◆ Extracted information ◆
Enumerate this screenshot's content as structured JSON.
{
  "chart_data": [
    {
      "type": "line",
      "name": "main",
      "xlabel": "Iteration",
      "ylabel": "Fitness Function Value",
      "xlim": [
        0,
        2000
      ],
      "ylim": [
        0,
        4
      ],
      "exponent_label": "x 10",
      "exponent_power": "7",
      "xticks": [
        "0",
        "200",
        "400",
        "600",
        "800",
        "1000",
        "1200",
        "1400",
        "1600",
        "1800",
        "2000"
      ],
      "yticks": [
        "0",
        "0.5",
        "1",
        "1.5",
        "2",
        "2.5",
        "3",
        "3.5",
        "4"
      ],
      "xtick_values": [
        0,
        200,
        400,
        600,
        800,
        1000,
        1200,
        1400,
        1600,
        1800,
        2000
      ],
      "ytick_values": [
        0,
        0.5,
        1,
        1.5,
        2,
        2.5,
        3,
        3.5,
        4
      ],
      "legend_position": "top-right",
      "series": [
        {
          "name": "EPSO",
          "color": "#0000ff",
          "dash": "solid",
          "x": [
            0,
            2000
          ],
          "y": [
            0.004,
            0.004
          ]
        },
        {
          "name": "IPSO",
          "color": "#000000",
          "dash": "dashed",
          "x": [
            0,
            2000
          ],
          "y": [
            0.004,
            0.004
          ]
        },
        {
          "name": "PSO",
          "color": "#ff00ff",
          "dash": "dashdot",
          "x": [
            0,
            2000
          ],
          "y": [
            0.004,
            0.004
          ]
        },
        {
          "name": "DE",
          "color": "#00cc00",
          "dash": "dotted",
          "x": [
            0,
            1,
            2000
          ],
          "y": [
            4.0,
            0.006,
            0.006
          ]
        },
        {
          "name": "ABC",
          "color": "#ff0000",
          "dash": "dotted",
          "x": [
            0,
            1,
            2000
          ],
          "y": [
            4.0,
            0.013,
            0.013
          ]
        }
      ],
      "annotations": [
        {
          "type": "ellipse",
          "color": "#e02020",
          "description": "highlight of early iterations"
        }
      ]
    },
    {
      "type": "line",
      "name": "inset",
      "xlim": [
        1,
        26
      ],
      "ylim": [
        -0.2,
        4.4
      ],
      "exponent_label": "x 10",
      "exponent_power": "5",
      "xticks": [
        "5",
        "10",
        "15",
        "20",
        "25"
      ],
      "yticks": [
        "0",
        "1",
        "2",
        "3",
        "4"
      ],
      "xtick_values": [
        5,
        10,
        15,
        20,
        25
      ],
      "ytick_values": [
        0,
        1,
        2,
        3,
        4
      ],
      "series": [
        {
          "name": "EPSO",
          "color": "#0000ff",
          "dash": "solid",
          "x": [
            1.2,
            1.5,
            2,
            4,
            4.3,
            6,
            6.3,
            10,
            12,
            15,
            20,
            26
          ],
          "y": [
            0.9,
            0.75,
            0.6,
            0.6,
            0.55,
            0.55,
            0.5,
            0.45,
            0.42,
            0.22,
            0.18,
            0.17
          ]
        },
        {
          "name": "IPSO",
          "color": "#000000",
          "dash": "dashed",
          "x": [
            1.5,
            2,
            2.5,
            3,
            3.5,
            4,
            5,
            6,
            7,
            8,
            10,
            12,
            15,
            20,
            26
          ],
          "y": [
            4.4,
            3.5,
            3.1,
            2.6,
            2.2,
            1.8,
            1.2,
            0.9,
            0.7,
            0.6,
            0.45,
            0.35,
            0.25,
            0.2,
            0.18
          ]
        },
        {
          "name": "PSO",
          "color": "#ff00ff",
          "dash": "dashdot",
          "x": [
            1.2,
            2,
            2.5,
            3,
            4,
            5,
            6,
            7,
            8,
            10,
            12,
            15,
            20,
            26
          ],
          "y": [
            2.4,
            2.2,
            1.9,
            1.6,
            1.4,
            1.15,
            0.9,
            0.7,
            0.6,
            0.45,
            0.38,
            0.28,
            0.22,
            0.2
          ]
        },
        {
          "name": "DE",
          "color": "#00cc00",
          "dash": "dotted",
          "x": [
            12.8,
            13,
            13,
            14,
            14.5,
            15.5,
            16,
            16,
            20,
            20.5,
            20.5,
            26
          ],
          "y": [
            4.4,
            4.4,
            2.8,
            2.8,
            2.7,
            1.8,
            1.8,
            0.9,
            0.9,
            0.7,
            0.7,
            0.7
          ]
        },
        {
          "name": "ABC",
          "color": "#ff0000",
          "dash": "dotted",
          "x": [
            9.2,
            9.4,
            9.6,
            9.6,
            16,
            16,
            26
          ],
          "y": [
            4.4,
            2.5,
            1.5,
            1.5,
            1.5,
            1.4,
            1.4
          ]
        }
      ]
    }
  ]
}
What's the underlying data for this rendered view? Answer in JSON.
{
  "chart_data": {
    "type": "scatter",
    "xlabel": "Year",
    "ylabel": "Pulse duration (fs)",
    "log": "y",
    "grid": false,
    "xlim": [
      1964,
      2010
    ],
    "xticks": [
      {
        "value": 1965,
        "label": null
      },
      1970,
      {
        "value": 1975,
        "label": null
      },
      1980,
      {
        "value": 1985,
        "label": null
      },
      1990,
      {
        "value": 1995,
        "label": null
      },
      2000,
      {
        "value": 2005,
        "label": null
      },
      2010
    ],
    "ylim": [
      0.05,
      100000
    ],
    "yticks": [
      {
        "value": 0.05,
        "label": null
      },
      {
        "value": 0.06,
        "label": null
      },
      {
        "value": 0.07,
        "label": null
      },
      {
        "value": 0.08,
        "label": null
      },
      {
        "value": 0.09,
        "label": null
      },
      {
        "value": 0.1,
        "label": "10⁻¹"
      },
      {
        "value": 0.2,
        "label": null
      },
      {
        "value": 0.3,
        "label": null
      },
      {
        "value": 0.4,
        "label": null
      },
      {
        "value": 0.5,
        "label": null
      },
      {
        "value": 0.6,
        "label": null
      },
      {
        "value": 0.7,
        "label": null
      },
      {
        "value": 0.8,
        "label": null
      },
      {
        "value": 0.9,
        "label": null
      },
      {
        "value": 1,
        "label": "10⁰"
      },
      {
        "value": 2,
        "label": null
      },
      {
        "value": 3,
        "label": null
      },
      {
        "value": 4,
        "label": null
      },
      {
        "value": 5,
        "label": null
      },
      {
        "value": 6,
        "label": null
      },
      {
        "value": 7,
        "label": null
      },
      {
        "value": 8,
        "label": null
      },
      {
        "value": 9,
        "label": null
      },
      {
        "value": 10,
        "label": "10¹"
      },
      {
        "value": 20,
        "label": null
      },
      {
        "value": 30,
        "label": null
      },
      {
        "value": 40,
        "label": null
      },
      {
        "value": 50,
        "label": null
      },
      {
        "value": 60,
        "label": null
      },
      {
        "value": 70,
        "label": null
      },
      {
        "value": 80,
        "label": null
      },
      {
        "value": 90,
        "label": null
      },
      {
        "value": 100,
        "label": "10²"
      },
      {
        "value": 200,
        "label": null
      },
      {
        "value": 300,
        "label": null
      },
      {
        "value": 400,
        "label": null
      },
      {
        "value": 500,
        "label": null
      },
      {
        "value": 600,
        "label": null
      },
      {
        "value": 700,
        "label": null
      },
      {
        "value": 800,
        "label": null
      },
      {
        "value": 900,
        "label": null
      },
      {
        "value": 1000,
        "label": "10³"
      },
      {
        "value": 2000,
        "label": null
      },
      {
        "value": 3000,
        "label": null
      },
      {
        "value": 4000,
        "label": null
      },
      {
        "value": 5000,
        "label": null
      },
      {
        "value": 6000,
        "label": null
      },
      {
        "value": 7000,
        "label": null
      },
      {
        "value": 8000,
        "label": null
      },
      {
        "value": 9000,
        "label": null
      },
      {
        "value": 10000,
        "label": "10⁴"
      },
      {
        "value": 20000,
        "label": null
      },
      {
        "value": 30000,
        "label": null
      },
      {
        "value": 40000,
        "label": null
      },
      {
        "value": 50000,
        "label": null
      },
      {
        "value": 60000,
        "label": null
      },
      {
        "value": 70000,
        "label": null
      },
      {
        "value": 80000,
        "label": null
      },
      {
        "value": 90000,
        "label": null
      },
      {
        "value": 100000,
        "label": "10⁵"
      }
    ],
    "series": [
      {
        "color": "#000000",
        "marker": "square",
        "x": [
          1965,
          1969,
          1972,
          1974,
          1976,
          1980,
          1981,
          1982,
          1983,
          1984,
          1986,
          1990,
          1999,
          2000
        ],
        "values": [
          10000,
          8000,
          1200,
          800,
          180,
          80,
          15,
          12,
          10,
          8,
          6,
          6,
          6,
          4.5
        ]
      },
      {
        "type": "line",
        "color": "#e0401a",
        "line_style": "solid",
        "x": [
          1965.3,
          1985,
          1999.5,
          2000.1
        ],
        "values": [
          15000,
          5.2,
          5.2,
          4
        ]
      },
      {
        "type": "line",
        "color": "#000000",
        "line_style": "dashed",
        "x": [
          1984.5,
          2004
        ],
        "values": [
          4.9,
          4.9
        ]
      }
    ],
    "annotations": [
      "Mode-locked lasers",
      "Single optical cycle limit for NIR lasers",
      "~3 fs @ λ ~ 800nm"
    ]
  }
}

◆ Written instruction ◆
Give the count of lines containing "JSON", with no added text.

◆ Task result ◆
2